INSTRUCTIONS FOR THE TASK: Scan the data below for the string "JSON". Copy every line where it appears.

EXTRACTED INFORMATION:
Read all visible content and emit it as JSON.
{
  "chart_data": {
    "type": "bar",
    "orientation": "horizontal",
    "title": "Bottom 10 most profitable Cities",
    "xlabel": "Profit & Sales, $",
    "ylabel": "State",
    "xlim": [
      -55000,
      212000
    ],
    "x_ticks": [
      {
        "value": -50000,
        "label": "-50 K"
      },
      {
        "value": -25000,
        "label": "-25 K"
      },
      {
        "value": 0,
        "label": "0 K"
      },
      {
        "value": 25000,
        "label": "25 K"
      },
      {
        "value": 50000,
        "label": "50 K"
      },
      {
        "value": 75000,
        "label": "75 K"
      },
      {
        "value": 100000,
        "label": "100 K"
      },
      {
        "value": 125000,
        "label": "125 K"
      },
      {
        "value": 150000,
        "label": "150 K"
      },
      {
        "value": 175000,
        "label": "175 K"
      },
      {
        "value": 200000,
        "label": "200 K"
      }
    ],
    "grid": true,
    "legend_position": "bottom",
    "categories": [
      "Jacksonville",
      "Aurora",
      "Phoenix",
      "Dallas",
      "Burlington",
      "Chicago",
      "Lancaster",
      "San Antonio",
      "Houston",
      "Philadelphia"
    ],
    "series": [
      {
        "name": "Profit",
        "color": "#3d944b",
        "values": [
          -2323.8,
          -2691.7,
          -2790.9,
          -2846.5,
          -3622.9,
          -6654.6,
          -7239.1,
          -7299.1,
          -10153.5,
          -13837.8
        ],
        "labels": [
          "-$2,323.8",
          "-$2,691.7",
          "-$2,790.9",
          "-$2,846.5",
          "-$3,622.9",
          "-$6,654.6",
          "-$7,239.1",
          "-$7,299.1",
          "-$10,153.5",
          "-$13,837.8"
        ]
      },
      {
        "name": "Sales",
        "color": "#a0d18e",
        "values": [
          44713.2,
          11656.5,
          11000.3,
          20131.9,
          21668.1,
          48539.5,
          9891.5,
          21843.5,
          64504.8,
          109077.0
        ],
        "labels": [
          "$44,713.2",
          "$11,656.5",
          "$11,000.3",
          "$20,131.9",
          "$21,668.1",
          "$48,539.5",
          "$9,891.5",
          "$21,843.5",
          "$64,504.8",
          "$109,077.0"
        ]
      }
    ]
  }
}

--

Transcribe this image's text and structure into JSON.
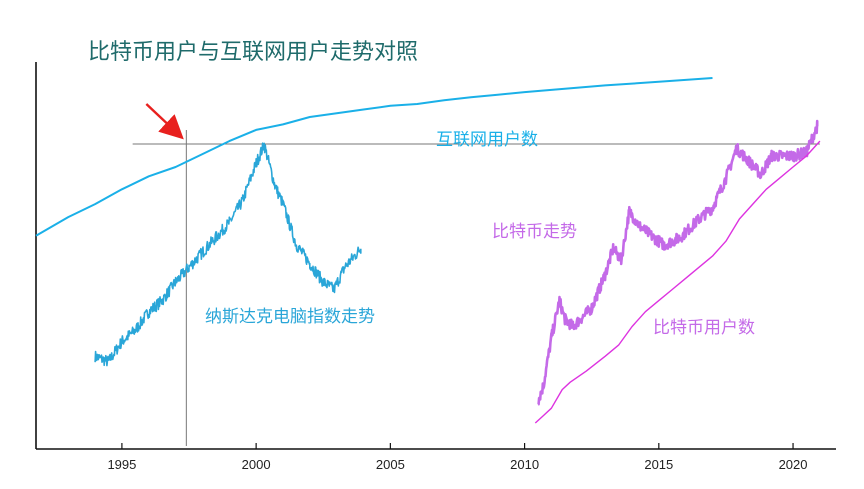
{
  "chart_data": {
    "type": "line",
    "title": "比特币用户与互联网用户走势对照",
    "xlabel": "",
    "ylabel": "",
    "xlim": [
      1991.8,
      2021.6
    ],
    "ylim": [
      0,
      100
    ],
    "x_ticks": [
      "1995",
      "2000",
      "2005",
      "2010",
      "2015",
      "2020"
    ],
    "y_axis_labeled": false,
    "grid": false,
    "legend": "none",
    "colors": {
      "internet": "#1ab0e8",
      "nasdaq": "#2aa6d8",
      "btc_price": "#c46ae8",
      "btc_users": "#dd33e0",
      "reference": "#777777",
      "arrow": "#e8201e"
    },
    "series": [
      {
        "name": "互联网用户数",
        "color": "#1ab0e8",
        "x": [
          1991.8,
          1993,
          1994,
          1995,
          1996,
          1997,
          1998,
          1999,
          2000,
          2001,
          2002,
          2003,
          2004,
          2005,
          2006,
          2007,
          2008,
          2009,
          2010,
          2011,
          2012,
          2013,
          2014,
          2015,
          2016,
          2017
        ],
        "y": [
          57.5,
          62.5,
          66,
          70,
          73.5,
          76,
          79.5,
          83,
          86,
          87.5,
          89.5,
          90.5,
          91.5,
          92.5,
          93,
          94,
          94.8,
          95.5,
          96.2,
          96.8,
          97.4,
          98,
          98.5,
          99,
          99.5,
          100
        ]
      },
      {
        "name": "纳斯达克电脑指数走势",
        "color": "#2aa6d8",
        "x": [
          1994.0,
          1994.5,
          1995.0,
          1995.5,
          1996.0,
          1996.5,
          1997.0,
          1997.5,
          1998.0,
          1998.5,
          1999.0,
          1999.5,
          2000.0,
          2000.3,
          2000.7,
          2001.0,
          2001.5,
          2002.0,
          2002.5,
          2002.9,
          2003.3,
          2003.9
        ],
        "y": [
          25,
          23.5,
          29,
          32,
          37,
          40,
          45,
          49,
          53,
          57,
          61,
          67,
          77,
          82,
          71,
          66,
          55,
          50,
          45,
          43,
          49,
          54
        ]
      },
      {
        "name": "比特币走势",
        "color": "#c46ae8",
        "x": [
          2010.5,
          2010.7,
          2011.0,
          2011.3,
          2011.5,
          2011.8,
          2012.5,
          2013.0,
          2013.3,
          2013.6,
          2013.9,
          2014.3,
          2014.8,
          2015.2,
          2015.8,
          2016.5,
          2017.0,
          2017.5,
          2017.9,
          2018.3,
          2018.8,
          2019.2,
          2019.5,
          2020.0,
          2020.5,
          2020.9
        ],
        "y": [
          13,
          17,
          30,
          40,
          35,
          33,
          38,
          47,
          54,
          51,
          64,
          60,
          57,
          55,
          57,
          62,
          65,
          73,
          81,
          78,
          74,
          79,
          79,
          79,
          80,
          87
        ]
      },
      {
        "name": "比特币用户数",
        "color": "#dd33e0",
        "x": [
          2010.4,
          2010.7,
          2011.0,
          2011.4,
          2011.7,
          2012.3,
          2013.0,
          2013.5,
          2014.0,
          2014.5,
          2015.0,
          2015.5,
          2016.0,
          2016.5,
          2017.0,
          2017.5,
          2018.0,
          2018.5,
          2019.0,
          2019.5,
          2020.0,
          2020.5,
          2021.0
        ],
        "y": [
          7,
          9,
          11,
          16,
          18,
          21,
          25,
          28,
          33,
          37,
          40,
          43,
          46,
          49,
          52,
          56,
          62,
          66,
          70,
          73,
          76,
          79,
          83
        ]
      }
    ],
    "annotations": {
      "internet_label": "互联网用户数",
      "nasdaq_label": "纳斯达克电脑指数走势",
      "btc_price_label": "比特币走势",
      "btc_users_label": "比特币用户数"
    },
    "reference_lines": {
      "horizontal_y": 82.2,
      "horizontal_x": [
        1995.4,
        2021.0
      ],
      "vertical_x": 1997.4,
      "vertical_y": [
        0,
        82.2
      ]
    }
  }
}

RESULT OF THIS EXERCISE:
Read all visible content and emit it as JSON.
Transcribe this image's text and structure into JSON.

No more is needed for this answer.